WRITTEN PROBLEM:
The listing below should be written out exactly; please include all of it.

RECORDS FOR THE TASK:
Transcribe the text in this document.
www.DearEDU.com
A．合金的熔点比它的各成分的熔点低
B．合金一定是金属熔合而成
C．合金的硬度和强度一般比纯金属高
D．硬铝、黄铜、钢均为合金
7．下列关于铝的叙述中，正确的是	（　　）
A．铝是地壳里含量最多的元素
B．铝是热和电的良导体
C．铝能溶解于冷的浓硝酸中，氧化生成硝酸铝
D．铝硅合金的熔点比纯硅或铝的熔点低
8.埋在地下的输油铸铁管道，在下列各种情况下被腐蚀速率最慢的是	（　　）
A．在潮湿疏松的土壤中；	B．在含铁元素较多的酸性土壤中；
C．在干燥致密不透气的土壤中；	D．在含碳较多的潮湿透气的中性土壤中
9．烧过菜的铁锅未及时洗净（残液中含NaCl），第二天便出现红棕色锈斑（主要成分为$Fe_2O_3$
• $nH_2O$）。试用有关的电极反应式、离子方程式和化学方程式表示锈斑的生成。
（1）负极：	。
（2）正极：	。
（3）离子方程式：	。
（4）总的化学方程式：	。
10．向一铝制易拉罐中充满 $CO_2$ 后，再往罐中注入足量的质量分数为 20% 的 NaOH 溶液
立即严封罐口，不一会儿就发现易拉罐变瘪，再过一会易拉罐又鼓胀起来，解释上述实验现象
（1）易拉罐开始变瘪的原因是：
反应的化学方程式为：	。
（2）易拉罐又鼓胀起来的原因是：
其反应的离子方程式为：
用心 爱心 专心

RESULT FOR THIS EXERCISE:
Transcribe the text in this document.
www.DearEDU.com
A．合金的熔点比它的各成分的熔点低
B．合金一定是金属熔合而成
C．合金的硬度和强度一般比纯金属高
D．硬铝、黄铜、钢均为合金
7．下列关于铝的叙述中，正确的是	（　　）
A．铝是地壳里含量最多的元素
B．铝是热和电的良导体
C．铝能溶解于冷的浓硝酸中，氧化生成硝酸铝
D．铝硅合金的熔点比纯硅或铝的熔点低
8.埋在地下的输油铸铁管道，在下列各种情况下被腐蚀速率最慢的是	（　　）
A．在潮湿疏松的土壤中；	B．在含铁元素较多的酸性土壤中；
C．在干燥致密不透气的土壤中；	D．在含碳较多的潮湿透气的中性土壤中
9．烧过菜的铁锅未及时洗净（残液中含NaCl），第二天便出现红棕色锈斑（主要成分为$Fe_2O_3$
• $nH_2O$）。试用有关的电极反应式、离子方程式和化学方程式表示锈斑的生成。
（1）负极：	。
（2）正极：	。
（3）离子方程式：	。
（4）总的化学方程式：	。
10．向一铝制易拉罐中充满 $CO_2$ 后，再往罐中注入足量的质量分数为 20% 的 NaOH 溶液
立即严封罐口，不一会儿就发现易拉罐变瘪，再过一会易拉罐又鼓胀起来，解释上述实验现象
（1）易拉罐开始变瘪的原因是：
反应的化学方程式为：	。
（2）易拉罐又鼓胀起来的原因是：
其反应的离子方程式为：
用心 爱心 专心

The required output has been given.